== EXTRACTED MATERIAL ==

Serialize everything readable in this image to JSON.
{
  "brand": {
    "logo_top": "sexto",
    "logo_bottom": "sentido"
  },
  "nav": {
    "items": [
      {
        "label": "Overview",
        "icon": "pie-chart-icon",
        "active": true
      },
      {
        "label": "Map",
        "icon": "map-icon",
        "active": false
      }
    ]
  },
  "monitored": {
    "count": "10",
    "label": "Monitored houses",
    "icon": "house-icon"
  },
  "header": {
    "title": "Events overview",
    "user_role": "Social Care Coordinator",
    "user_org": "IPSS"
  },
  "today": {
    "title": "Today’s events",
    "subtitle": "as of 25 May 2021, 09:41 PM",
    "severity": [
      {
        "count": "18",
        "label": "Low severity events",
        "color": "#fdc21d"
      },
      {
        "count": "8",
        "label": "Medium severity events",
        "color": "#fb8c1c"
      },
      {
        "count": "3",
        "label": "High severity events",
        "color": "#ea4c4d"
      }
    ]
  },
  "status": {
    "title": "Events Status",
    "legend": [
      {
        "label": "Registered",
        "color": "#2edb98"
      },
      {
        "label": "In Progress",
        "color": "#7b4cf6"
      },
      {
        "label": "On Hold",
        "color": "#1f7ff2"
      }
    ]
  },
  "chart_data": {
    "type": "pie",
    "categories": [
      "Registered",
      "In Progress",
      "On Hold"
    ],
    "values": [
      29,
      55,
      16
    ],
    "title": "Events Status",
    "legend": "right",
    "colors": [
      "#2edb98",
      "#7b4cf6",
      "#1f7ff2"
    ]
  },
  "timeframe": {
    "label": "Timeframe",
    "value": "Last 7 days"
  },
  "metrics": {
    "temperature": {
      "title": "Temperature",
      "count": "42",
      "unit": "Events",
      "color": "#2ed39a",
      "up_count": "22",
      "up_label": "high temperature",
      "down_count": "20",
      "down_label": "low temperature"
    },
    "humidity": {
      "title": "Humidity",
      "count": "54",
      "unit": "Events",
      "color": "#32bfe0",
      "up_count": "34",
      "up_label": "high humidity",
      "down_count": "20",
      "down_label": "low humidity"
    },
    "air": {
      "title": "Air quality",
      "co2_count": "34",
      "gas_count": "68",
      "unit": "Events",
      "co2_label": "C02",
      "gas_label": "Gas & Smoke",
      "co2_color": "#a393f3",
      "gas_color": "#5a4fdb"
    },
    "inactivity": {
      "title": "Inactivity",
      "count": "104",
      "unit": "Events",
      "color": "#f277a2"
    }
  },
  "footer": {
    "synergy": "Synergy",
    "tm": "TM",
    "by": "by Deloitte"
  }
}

===

** DIRECTIONS FOR THIS TASK **
Write out the entries in full, exactly as given.

** THE OUTPUT **
Serialize everything readable in this image to JSON.
{
  "brand": {
    "logo_top": "sexto",
    "logo_bottom": "sentido"
  },
  "nav": {
    "items": [
      {
        "label": "Overview",
        "icon": "pie-chart-icon",
        "active": true
      },
      {
        "label": "Map",
        "icon": "map-icon",
        "active": false
      }
    ]
  },
  "monitored": {
    "count": "10",
    "label": "Monitored houses",
    "icon": "house-icon"
  },
  "header": {
    "title": "Events overview",
    "user_role": "Social Care Coordinator",
    "user_org": "IPSS"
  },
  "today": {
    "title": "Today’s events",
    "subtitle": "as of 25 May 2021, 09:41 PM",
    "severity": [
      {
        "count": "18",
        "label": "Low severity events",
        "color": "#fdc21d"
      },
      {
        "count": "8",
        "label": "Medium severity events",
        "color": "#fb8c1c"
      },
      {
        "count": "3",
        "label": "High severity events",
        "color": "#ea4c4d"
      }
    ]
  },
  "status": {
    "title": "Events Status",
    "legend": [
      {
        "label": "Registered",
        "color": "#2edb98"
      },
      {
        "label": "In Progress",
        "color": "#7b4cf6"
      },
      {
        "label": "On Hold",
        "color": "#1f7ff2"
      }
    ]
  },
  "chart_data": {
    "type": "pie",
    "categories": [
      "Registered",
      "In Progress",
      "On Hold"
    ],
    "values": [
      29,
      55,
      16
    ],
    "title": "Events Status",
    "legend": "right",
    "colors": [
      "#2edb98",
      "#7b4cf6",
      "#1f7ff2"
    ]
  },
  "timeframe": {
    "label": "Timeframe",
    "value": "Last 7 days"
  },
  "metrics": {
    "temperature": {
      "title": "Temperature",
      "count": "42",
      "unit": "Events",
      "color": "#2ed39a",
      "up_count": "22",
      "up_label": "high temperature",
      "down_count": "20",
      "down_label": "low temperature"
    },
    "humidity": {
      "title": "Humidity",
      "count": "54",
      "unit": "Events",
      "color": "#32bfe0",
      "up_count": "34",
      "up_label": "high humidity",
      "down_count": "20",
      "down_label": "low humidity"
    },
    "air": {
      "title": "Air quality",
      "co2_count": "34",
      "gas_count": "68",
      "unit": "Events",
      "co2_label": "C02",
      "gas_label": "Gas & Smoke",
      "co2_color": "#a393f3",
      "gas_color": "#5a4fdb"
    },
    "inactivity": {
      "title": "Inactivity",
      "count": "104",
      "unit": "Events",
      "color": "#f277a2"
    }
  },
  "footer": {
    "synergy": "Synergy",
    "tm": "TM",
    "by": "by Deloitte"
  }
}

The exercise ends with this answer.